* [Material provided]
:::::
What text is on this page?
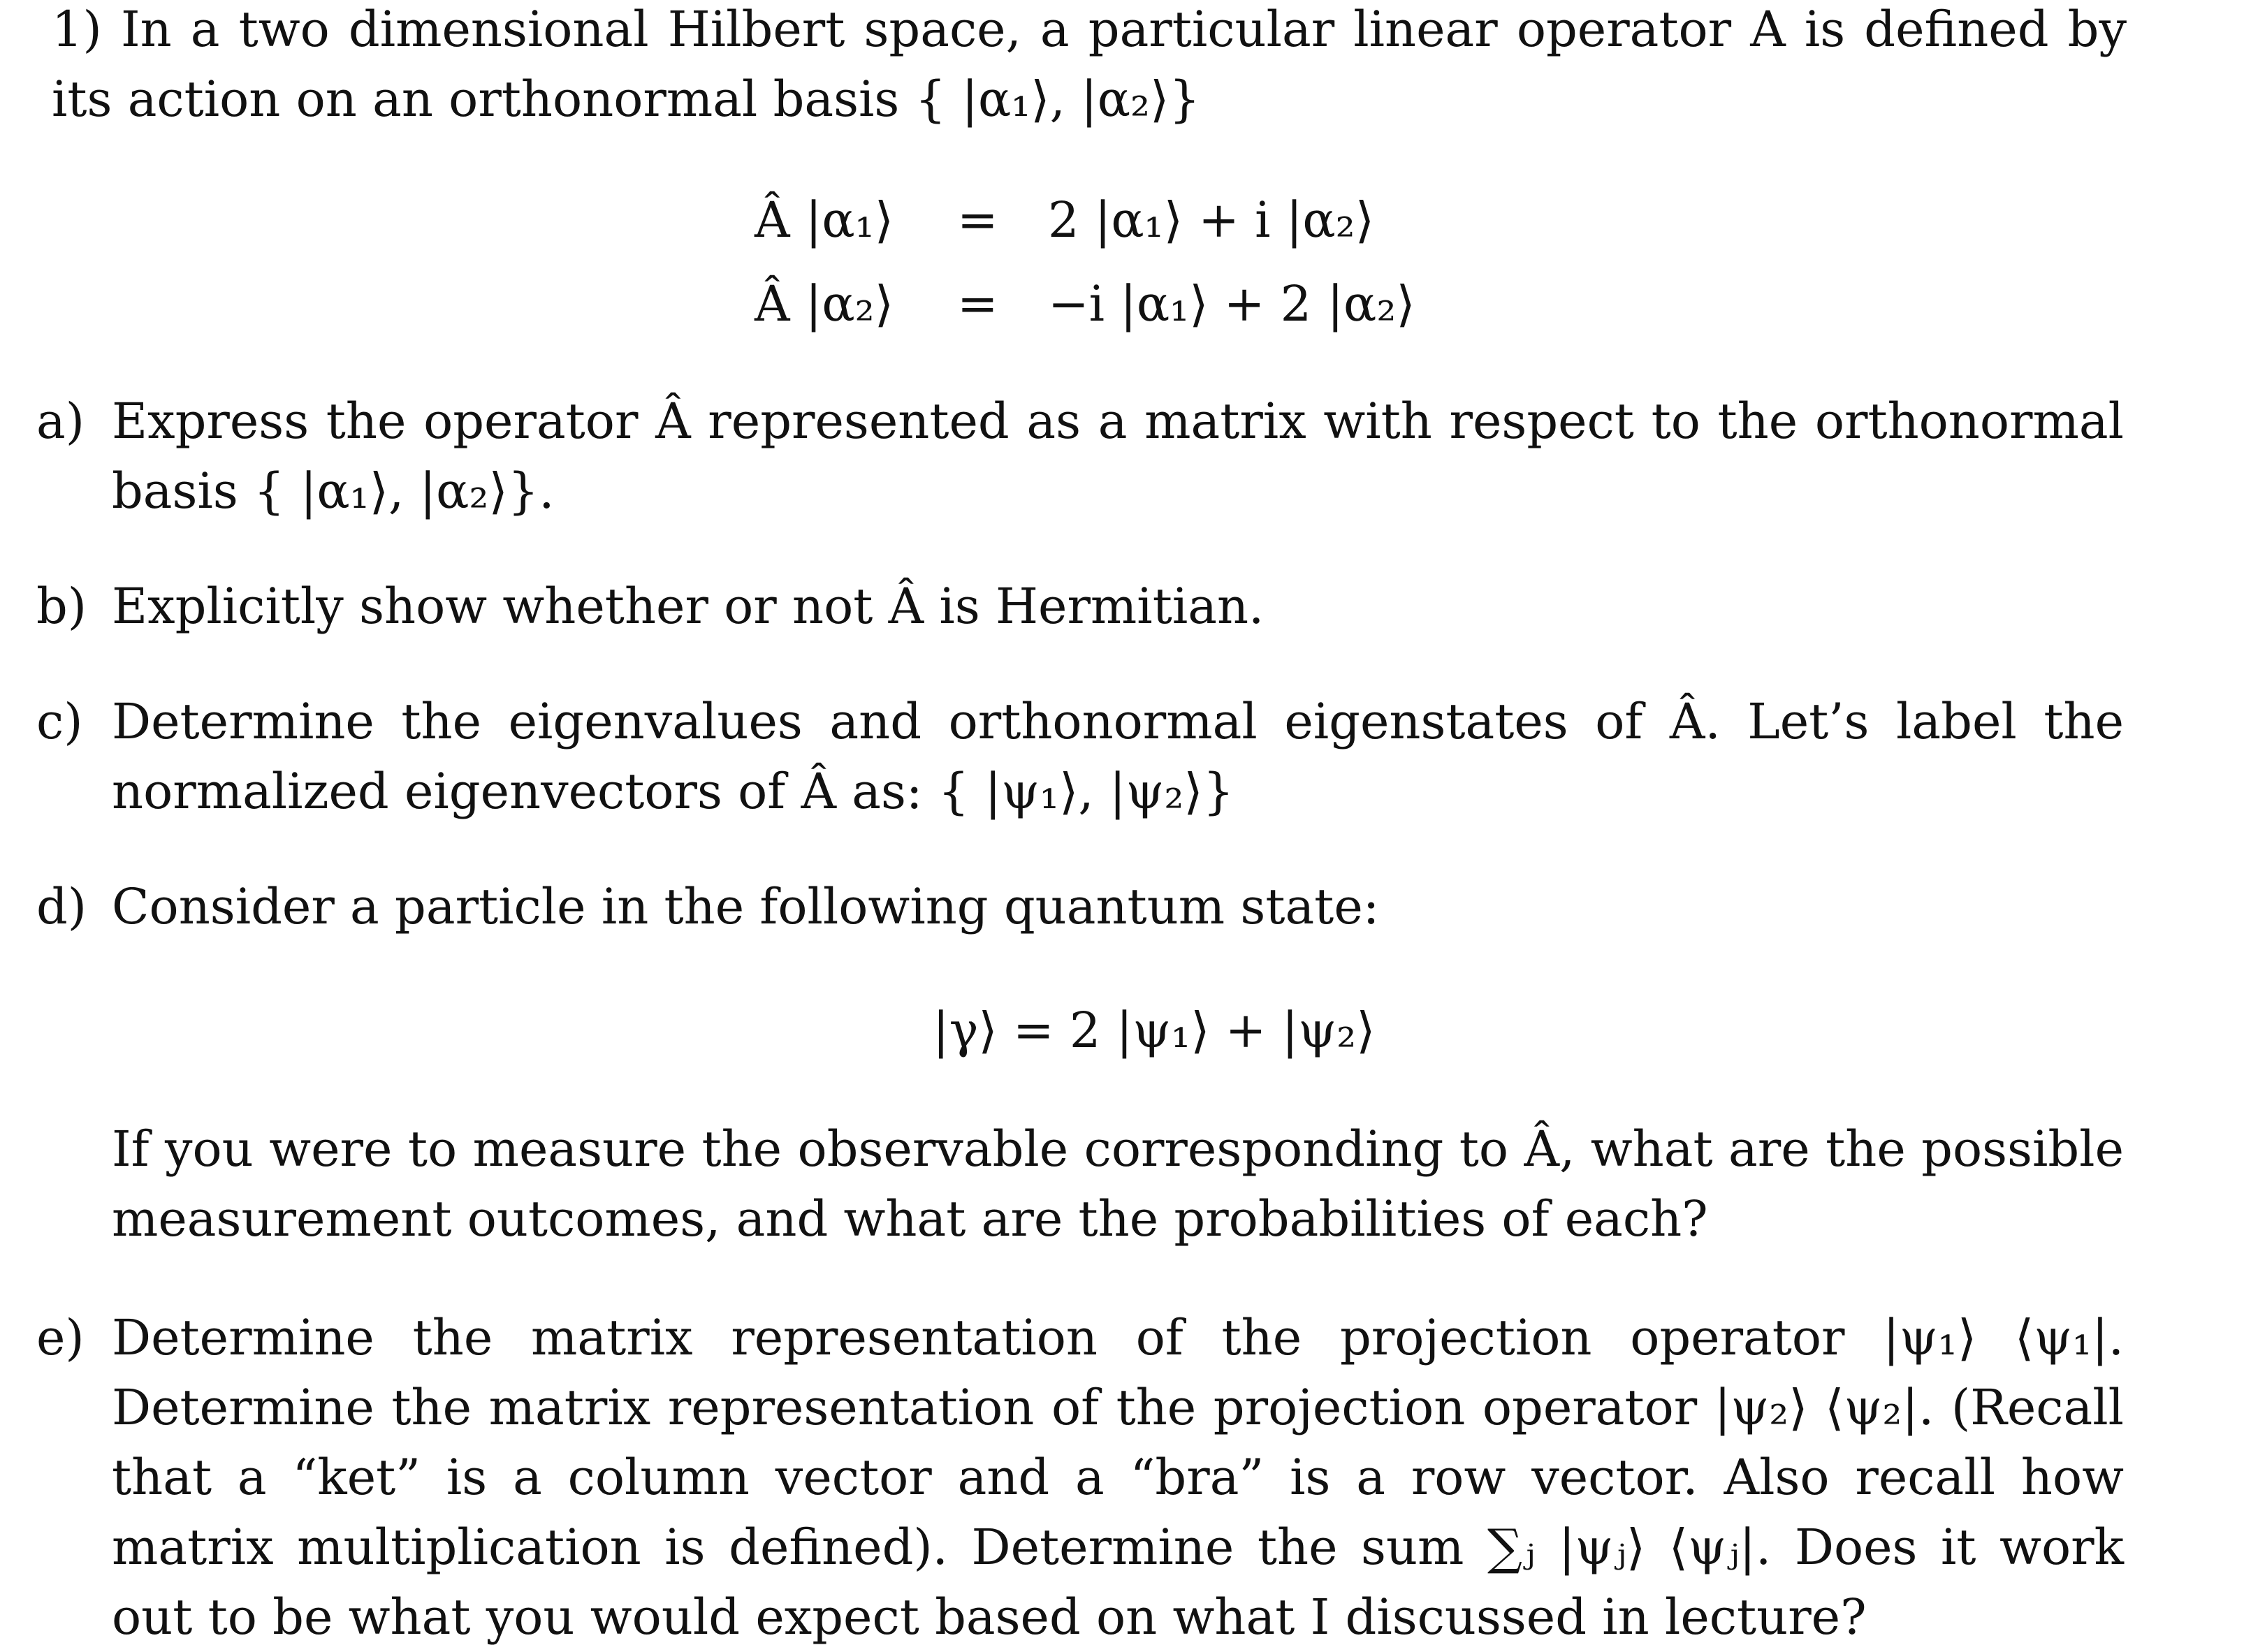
1) In a two dimensional Hilbert space, a particular linear operator A is defined by its action on an orthonormal basis { |α₁⟩, |α₂⟩}
Â |α₁⟩ = 2 |α₁⟩ + i |α₂⟩
Â |α₂⟩ = −i |α₁⟩ + 2 |α₂⟩
a) Express the operator Â represented as a matrix with respect to the orthonormal basis { |α₁⟩, |α₂⟩}.
b) Explicitly show whether or not Â is Hermitian.
c) Determine the eigenvalues and orthonormal eigenstates of Â. Let’s label the normalized eigenvectors of Â as: { |ψ₁⟩, |ψ₂⟩}
d) Consider a particle in the following quantum state:
|γ⟩ = 2 |ψ₁⟩ + |ψ₂⟩
If you were to measure the observable corresponding to Â, what are the possible measurement outcomes, and what are the probabilities of each?
e) Determine the matrix representation of the projection operator |ψ₁⟩ ⟨ψ₁|. Determine the matrix representation of the projection operator |ψ₂⟩ ⟨ψ₂|. (Recall that a “ket” is a column vector and a “bra” is a row vector. Also recall how matrix multiplication is defined). Determine the sum ∑ⱼ |ψⱼ⟩ ⟨ψⱼ|. Does it work out to be what you would expect based on what I discussed in lecture?
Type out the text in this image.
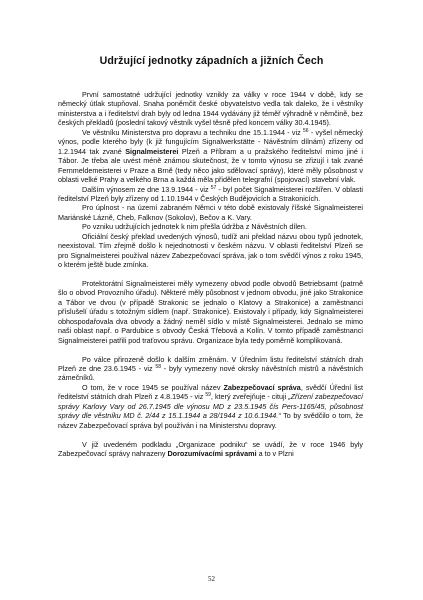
Udržující jednotky západních a jižních Čech

První samostatné udržující jednotky vznikly za války v roce 1944 v době, kdy se německý útlak stupňoval. Snaha poněmčit české obyvatelstvo vedla tak daleko, že i věstníky ministerstva a i ředitelství drah byly od ledna 1944 vydávány již téměř výhradně v němčině, bez českých překladů (poslední takový věstník vyšel těsně před koncem války 30.4.1945).

Ve věstníku Ministerstva pro dopravu a techniku dne 15.1.1944 - viz $^{56}$ - vyšel německý výnos, podle kterého byly (k již fungujícím Signalwerkstätte - Návěstním dílnám) zřízeny od 1.2.1944 tak zvané Signalmeisterei Plzeň a Příbram a u pražského ředitelství mimo jiné i Tábor. Je třeba ale uvést méně známou skutečnost, že v tomto výnosu se zřizují i tak zvané Fernmeldemeisterei v Praze a Brně (tedy něco jako sdělovací správy), které měly působnost v oblasti velké Prahy a velkého Brna a každá měla přidělen telegrafní (spojovací) stavební vlak.

Dalším výnosem ze dne 13.9.1944 - viz $^{57}$ - byl počet Signalmeisterei rozšířen. V oblasti ředitelství Plzeň byly zřízeny od 1.10.1944 v Českých Budějovicích a Strakonicích.

Pro úplnost - na území zabraném Němci v této době existovaly říšské Signalmeisterei Mariánské Lázně, Cheb, Falknov (Sokolov), Bečov a K. Vary.

Po vzniku udržujících jednotek k nim přešla údržba z Návěstních dílen.

Oficiální český překlad uvedených výnosů, tudíž ani překlad názvu obou typů jednotek, neexistoval. Tím zřejmě došlo k nejednotnosti v českém názvu. V oblasti ředitelství Plzeň se pro Signalmeisterei používal název Zabezpečovací správa, jak o tom svědčí výnos z roku 1945, o kterém ještě bude zmínka.

Protektorátní Signalmeisterei měly vymezeny obvod podle obvodů Betriebsamt (patrně šlo o obvod Provozního úřadu). Některé měly působnost v jednom obvodu, jiné jako Strakonice a Tábor ve dvou (v případě Strakonic se jednalo o Klatovy a Strakonice) a zaměstnanci příslušelí úřadu s totožným sídlem (např. Strakonice). Existovaly i případy, kdy Signalmeisterei obhospodařovala dva obvody a žádný neměl sídlo v místě Signalmeisterei. Jednalo se mimo naši oblast např. o Pardubice s obvody Česká Třebová a Kolín. V tomto případě zaměstnanci Signalmeisterei patřili pod traťovou správu. Organizace byla tedy poměrně komplikovaná.

Po válce přirozeně došlo k dalším změnám. V Úředním listu ředitelství státních drah Plzeň ze dne 23.6.1945 - viz $^{58}$ - byly vymezeny nové okrsky návěstních mistrů a návěstních zámečníků.

O tom, že v roce 1945 se používal název Zabezpečovací správa, svědčí Úřední list ředitelství státních drah Plzeň z 4.8.1945 - viz $^{59}$, který zveřejňuje - cituji „Zřízení zabezpečovací správy Karlovy Vary od 26.7.1945 dle výnosu MD z 23.5.1945 čís Pers-1165/45, působnost správy dle věstníku MD č. 2/44 z 15.1.1944 a 28/1944 z 10.6.1944.“ To by svědčilo o tom, že název Zabezpečovací správa byl používán i na Ministerstvu dopravy.

V již uvedeném podkladu „Organizace podniku“ se uvádí, že v roce 1946 byly Zabezpečovací správy nahrazeny Dorozumívacími správami a to v Plzni

52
:::::
* [Directions] Except for the pictures, copy the material above exactly.

* [The answer]
What text is on this page?
1) In a two dimensional Hilbert space, a particular linear operator A is defined by its action on an orthonormal basis { |α₁⟩, |α₂⟩}
Â |α₁⟩ = 2 |α₁⟩ + i |α₂⟩
Â |α₂⟩ = −i |α₁⟩ + 2 |α₂⟩
a) Express the operator Â represented as a matrix with respect to the orthonormal basis { |α₁⟩, |α₂⟩}.
b) Explicitly show whether or not Â is Hermitian.
c) Determine the eigenvalues and orthonormal eigenstates of Â. Let’s label the normalized eigenvectors of Â as: { |ψ₁⟩, |ψ₂⟩}
d) Consider a particle in the following quantum state:
|γ⟩ = 2 |ψ₁⟩ + |ψ₂⟩
If you were to measure the observable corresponding to Â, what are the possible measurement outcomes, and what are the probabilities of each?
e) Determine the matrix representation of the projection operator |ψ₁⟩ ⟨ψ₁|. Determine the matrix representation of the projection operator |ψ₂⟩ ⟨ψ₂|. (Recall that a “ket” is a column vector and a “bra” is a row vector. Also recall how matrix multiplication is defined). Determine the sum ∑ⱼ |ψⱼ⟩ ⟨ψⱼ|. Does it work out to be what you would expect based on what I discussed in lecture?
Type out the text in this image.
Udržující jednotky západních a jižních Čech

První samostatné udržující jednotky vznikly za války v roce 1944 v době, kdy se německý útlak stupňoval. Snaha poněmčit české obyvatelstvo vedla tak daleko, že i věstníky ministerstva a i ředitelství drah byly od ledna 1944 vydávány již téměř výhradně v němčině, bez českých překladů (poslední takový věstník vyšel těsně před koncem války 30.4.1945).

Ve věstníku Ministerstva pro dopravu a techniku dne 15.1.1944 - viz $^{56}$ - vyšel německý výnos, podle kterého byly (k již fungujícím Signalwerkstätte - Návěstním dílnám) zřízeny od 1.2.1944 tak zvané Signalmeisterei Plzeň a Příbram a u pražského ředitelství mimo jiné i Tábor. Je třeba ale uvést méně známou skutečnost, že v tomto výnosu se zřizují i tak zvané Fernmeldemeisterei v Praze a Brně (tedy něco jako sdělovací správy), které měly působnost v oblasti velké Prahy a velkého Brna a každá měla přidělen telegrafní (spojovací) stavební vlak.

Dalším výnosem ze dne 13.9.1944 - viz $^{57}$ - byl počet Signalmeisterei rozšířen. V oblasti ředitelství Plzeň byly zřízeny od 1.10.1944 v Českých Budějovicích a Strakonicích.

Pro úplnost - na území zabraném Němci v této době existovaly říšské Signalmeisterei Mariánské Lázně, Cheb, Falknov (Sokolov), Bečov a K. Vary.

Po vzniku udržujících jednotek k nim přešla údržba z Návěstních dílen.

Oficiální český překlad uvedených výnosů, tudíž ani překlad názvu obou typů jednotek, neexistoval. Tím zřejmě došlo k nejednotnosti v českém názvu. V oblasti ředitelství Plzeň se pro Signalmeisterei používal název Zabezpečovací správa, jak o tom svědčí výnos z roku 1945, o kterém ještě bude zmínka.

Protektorátní Signalmeisterei měly vymezeny obvod podle obvodů Betriebsamt (patrně šlo o obvod Provozního úřadu). Některé měly působnost v jednom obvodu, jiné jako Strakonice a Tábor ve dvou (v případě Strakonic se jednalo o Klatovy a Strakonice) a zaměstnanci příslušelí úřadu s totožným sídlem (např. Strakonice). Existovaly i případy, kdy Signalmeisterei obhospodařovala dva obvody a žádný neměl sídlo v místě Signalmeisterei. Jednalo se mimo naši oblast např. o Pardubice s obvody Česká Třebová a Kolín. V tomto případě zaměstnanci Signalmeisterei patřili pod traťovou správu. Organizace byla tedy poměrně komplikovaná.

Po válce přirozeně došlo k dalším změnám. V Úředním listu ředitelství státních drah Plzeň ze dne 23.6.1945 - viz $^{58}$ - byly vymezeny nové okrsky návěstních mistrů a návěstních zámečníků.

O tom, že v roce 1945 se používal název Zabezpečovací správa, svědčí Úřední list ředitelství státních drah Plzeň z 4.8.1945 - viz $^{59}$, který zveřejňuje - cituji „Zřízení zabezpečovací správy Karlovy Vary od 26.7.1945 dle výnosu MD z 23.5.1945 čís Pers-1165/45, působnost správy dle věstníku MD č. 2/44 z 15.1.1944 a 28/1944 z 10.6.1944.“ To by svědčilo o tom, že název Zabezpečovací správa byl používán i na Ministerstvu dopravy.

V již uvedeném podkladu „Organizace podniku“ se uvádí, že v roce 1946 byly Zabezpečovací správy nahrazeny Dorozumívacími správami a to v Plzni

52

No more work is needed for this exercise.